**Things to do:**
[a] List each behavior that the first paragraph of the text on men's health attributes to men.
[b] According to the text on men's health, what share of men and boys in the US had been fully vaccinated against COVID-19 by mid-November?
[c] Write out the passage of the text on men's health that runs from "They are less" up to and including "University in Massachusetts.".

**Document text:**
They are less likely to go to the doctor. They eat less fruits and vegetables. They are more likely to smoke, die in alcohol-related accidents, and engage in other activities that can lead to traumatic brain injury. By almost every known measure, men fall short of women when it comes to taking care of themselves.
And for months, to the surprise of few in the medical community, men have consistently lagged behind women in getting a COVID-19 vaccine. By mid-November, 57% of men and boys in the US had been fully vaccinated, compared to 61% of women and girls.
The man’s reluctance to seek medical attention is so well documented and talked about so extensively that it has become a punch line. And that can make solutions difficult, said James Leone, a health professor at Bridgewater State University in Massachusetts.
“The reason why men often live sicker and die earlier is that we allow it,” he said. “As a society, we don’t go beyond the surface, and just say, ‘Oh, that’s a shame. What’s wrong with guys?’”

**Document layout analysis records:**
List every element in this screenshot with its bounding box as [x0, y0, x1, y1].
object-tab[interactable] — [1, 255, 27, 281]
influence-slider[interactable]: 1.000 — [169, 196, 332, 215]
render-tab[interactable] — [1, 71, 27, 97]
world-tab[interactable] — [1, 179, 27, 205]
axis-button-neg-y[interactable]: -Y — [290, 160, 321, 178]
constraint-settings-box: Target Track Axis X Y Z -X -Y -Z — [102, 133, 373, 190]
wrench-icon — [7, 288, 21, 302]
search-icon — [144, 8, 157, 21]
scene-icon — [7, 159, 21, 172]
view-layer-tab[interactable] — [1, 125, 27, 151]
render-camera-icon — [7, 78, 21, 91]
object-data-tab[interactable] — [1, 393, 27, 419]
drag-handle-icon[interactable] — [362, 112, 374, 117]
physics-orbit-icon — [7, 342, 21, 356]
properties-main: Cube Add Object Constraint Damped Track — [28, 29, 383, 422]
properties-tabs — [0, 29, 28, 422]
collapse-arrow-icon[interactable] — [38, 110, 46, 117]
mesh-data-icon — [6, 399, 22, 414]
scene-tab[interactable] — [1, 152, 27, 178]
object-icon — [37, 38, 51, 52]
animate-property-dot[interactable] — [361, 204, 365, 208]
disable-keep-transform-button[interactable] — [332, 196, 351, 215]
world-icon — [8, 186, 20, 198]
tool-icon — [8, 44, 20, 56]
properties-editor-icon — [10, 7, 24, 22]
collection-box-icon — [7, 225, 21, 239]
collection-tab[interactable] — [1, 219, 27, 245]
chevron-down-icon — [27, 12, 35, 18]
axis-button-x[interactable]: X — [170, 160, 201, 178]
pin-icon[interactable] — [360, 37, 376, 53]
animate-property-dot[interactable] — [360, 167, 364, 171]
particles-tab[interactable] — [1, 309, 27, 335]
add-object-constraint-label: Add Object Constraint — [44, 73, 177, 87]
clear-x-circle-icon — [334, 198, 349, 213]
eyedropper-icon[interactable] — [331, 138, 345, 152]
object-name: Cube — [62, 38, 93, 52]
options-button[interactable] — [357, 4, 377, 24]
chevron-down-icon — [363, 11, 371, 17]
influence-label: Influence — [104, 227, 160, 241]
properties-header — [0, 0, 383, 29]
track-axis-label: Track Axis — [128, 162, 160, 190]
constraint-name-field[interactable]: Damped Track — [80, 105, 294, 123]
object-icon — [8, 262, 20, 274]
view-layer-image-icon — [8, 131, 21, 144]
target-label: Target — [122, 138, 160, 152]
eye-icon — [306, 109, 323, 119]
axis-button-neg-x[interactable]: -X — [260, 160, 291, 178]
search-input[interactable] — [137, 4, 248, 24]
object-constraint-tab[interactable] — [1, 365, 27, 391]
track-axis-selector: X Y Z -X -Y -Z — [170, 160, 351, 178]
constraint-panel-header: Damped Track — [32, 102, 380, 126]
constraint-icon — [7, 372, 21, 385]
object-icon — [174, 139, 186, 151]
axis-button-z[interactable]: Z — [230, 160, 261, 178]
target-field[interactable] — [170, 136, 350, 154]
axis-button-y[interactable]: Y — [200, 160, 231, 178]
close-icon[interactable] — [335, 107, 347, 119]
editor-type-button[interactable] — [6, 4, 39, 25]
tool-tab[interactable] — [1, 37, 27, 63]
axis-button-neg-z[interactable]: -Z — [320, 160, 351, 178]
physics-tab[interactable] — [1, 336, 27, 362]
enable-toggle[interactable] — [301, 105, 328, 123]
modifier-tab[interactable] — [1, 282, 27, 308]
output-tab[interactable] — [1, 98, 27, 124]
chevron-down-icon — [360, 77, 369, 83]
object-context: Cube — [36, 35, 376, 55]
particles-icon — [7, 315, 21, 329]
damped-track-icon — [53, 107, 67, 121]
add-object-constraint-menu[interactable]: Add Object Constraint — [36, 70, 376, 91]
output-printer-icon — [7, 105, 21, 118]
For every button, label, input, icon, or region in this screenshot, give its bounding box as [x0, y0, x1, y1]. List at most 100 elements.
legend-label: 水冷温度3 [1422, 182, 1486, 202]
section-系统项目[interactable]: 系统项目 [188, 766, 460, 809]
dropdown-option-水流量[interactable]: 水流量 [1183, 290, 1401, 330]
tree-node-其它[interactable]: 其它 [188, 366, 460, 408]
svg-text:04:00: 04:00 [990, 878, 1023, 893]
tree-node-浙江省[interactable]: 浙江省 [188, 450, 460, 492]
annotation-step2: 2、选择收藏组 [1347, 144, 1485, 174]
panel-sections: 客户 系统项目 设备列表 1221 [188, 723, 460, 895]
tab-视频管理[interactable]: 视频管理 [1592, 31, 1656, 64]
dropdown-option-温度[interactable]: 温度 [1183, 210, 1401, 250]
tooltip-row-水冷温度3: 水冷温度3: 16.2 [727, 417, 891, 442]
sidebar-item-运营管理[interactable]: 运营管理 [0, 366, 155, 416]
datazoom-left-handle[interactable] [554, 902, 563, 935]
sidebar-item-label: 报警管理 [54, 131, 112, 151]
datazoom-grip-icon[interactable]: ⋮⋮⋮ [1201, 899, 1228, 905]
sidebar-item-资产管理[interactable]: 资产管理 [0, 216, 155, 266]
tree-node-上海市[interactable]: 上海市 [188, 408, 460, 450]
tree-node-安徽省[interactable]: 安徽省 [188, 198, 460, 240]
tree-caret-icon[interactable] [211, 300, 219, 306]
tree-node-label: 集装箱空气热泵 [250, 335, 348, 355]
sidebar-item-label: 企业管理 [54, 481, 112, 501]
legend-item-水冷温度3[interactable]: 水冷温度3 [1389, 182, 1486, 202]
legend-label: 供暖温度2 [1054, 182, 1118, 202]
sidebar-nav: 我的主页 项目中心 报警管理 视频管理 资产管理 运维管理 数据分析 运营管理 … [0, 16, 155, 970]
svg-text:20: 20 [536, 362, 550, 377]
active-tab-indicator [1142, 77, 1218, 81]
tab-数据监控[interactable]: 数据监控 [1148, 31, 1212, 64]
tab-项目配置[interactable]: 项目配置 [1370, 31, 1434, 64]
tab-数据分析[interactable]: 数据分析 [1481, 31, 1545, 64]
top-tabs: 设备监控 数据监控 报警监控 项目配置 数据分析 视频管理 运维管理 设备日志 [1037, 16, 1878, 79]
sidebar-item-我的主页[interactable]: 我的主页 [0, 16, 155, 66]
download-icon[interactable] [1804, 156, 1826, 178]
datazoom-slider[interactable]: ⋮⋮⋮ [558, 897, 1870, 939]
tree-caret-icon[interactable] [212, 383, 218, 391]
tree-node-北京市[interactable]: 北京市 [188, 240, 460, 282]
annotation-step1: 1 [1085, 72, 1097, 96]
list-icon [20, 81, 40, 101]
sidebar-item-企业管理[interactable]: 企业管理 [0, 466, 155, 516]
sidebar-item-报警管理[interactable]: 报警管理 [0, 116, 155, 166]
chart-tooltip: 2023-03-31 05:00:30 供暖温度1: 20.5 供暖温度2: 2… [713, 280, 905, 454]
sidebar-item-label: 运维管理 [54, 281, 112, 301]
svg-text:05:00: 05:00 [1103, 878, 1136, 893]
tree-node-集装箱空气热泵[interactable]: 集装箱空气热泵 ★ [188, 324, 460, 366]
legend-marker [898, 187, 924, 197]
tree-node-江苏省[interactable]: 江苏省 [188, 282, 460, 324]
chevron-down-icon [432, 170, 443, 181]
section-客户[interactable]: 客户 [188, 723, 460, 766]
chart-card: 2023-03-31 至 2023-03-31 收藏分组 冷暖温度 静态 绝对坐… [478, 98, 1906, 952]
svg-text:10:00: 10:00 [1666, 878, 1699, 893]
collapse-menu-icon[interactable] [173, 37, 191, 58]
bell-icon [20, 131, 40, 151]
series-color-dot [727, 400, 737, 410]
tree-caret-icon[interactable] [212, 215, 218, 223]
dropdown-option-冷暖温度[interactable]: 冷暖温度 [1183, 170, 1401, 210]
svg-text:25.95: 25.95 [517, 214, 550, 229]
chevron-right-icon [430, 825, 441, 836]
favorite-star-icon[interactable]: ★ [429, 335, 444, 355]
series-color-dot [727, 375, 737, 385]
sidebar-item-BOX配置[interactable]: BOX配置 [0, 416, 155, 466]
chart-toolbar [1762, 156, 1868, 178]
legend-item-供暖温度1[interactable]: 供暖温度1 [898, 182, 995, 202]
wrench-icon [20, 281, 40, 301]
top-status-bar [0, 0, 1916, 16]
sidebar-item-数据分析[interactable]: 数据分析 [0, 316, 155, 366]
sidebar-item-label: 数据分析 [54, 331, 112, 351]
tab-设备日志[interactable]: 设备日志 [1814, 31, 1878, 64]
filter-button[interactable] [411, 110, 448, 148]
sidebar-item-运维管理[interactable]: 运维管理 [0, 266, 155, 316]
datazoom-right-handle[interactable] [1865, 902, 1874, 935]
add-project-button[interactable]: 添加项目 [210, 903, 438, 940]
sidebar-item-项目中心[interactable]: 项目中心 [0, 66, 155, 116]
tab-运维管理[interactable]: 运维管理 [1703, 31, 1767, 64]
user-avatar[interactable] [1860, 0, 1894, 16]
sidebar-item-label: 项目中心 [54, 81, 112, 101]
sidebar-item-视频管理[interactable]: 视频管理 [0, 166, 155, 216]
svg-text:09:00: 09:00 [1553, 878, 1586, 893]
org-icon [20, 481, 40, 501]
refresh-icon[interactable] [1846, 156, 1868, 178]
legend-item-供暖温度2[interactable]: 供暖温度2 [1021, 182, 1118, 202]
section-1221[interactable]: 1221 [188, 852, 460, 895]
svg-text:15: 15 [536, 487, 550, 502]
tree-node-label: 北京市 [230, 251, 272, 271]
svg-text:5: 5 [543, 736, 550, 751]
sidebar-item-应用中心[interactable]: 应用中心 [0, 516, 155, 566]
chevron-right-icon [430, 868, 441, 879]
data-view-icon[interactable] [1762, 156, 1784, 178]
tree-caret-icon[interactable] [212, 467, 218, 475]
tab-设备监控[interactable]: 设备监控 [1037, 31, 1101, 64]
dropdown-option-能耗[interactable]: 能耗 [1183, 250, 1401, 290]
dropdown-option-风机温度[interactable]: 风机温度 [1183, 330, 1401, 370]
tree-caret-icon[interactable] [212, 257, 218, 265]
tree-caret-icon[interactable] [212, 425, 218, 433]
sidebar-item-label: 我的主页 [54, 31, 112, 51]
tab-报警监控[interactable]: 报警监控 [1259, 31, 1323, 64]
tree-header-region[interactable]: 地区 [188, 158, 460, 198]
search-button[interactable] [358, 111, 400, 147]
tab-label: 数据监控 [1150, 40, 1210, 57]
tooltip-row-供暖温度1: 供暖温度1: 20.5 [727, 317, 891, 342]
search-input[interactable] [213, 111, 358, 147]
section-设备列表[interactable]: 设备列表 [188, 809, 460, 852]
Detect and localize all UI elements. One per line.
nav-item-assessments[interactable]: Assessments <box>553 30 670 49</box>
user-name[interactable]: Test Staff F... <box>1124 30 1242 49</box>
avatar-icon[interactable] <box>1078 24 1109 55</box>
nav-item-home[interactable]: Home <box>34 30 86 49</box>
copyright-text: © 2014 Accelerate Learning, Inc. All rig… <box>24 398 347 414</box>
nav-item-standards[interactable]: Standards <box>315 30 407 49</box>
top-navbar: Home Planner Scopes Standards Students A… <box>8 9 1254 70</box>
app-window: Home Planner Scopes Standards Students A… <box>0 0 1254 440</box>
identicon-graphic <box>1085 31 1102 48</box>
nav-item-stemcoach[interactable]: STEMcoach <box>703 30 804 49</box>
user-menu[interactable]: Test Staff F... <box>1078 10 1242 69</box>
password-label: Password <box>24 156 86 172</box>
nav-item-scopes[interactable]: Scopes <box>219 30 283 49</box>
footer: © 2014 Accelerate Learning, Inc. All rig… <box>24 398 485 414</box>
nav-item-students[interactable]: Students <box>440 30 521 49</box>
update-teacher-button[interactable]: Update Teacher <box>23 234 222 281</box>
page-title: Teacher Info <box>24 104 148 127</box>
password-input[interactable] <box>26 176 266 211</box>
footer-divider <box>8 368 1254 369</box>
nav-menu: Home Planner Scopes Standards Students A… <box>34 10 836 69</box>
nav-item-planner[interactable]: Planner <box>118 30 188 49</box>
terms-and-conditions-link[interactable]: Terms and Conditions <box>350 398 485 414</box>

**Answers for this exercise:**
[a]
- Less likely to go to the doctor
- Eat less fruits and vegetables
- More likely to smoke
- More likely to die in alcohol-related accidents
- More likely to engage in other activities that can lead to traumatic brain injury

[b] 57%

[c]
They are less likely to go to the doctor. They eat less fruits and vegetables. They are more likely to smoke, die in alcohol-related accidents, and engage in other activities that can lead to traumatic brain injury. By almost every known measure, men fall short of women when it comes to taking care of themselves.
And for months, to the surprise of few in the medical community, men have consistently lagged behind women in getting a COVID-19 vaccine. By mid-November, 57% of men and boys in the US had been fully vaccinated, compared to 61% of women and girls.
The man’s reluctance to seek medical attention is so well documented and talked about so extensively that it has become a punch line. And that can make solutions difficult, said James Leone, a health professor at Bridgewater State University in Massachusetts.